>>>

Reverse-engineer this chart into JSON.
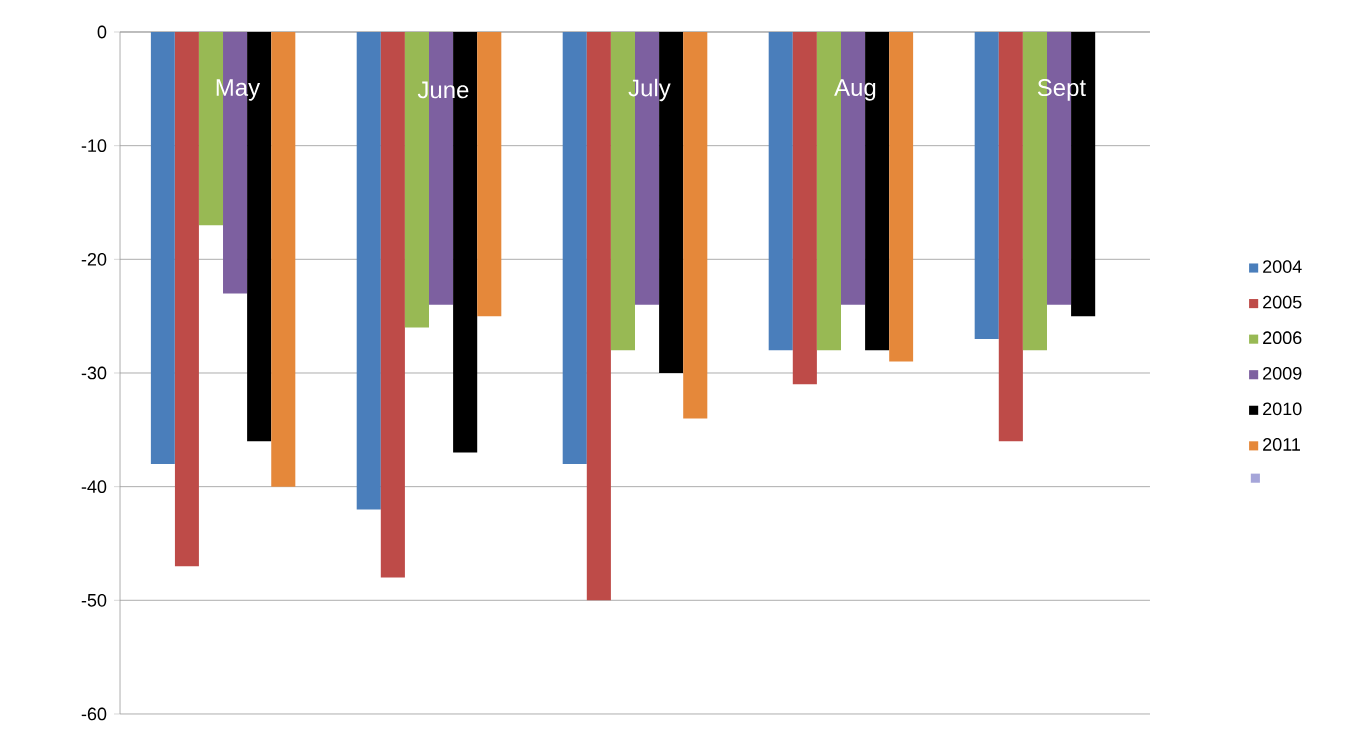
{
  "chart_data": {
    "type": "bar",
    "categories": [
      "May",
      "June",
      "July",
      "Aug",
      "Sept"
    ],
    "series": [
      {
        "name": "2004",
        "color": "#4a7ebb",
        "values": [
          -38,
          -42,
          -38,
          -28,
          -27
        ]
      },
      {
        "name": "2005",
        "color": "#be4b48",
        "values": [
          -47,
          -48,
          -50,
          -31,
          -36
        ]
      },
      {
        "name": "2006",
        "color": "#98b954",
        "values": [
          -17,
          -26,
          -28,
          -28,
          -28
        ]
      },
      {
        "name": "2009",
        "color": "#7d60a0",
        "values": [
          -23,
          -24,
          -24,
          -24,
          -24
        ]
      },
      {
        "name": "2010",
        "color": "#000000",
        "values": [
          -36,
          -37,
          -30,
          -28,
          -25
        ]
      },
      {
        "name": "2011",
        "color": "#e5883a",
        "values": [
          -40,
          -25,
          -34,
          -29,
          null
        ]
      },
      {
        "color": "#a5a5d9",
        "values": [
          null,
          null,
          null,
          null,
          null
        ]
      }
    ],
    "ylim": [
      -60,
      0
    ],
    "yticks": [
      -60,
      -50,
      -40,
      -30,
      -20,
      -10,
      0
    ],
    "grid": "y",
    "legend": "right"
  }
}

<<<

What the task requires: Copy out every line from the data above that has "name" in it.

Result of the exercise:
        "name": "2004",
        "name": "2005",
        "name": "2006",
        "name": "2009",
        "name": "2010",
        "name": "2011",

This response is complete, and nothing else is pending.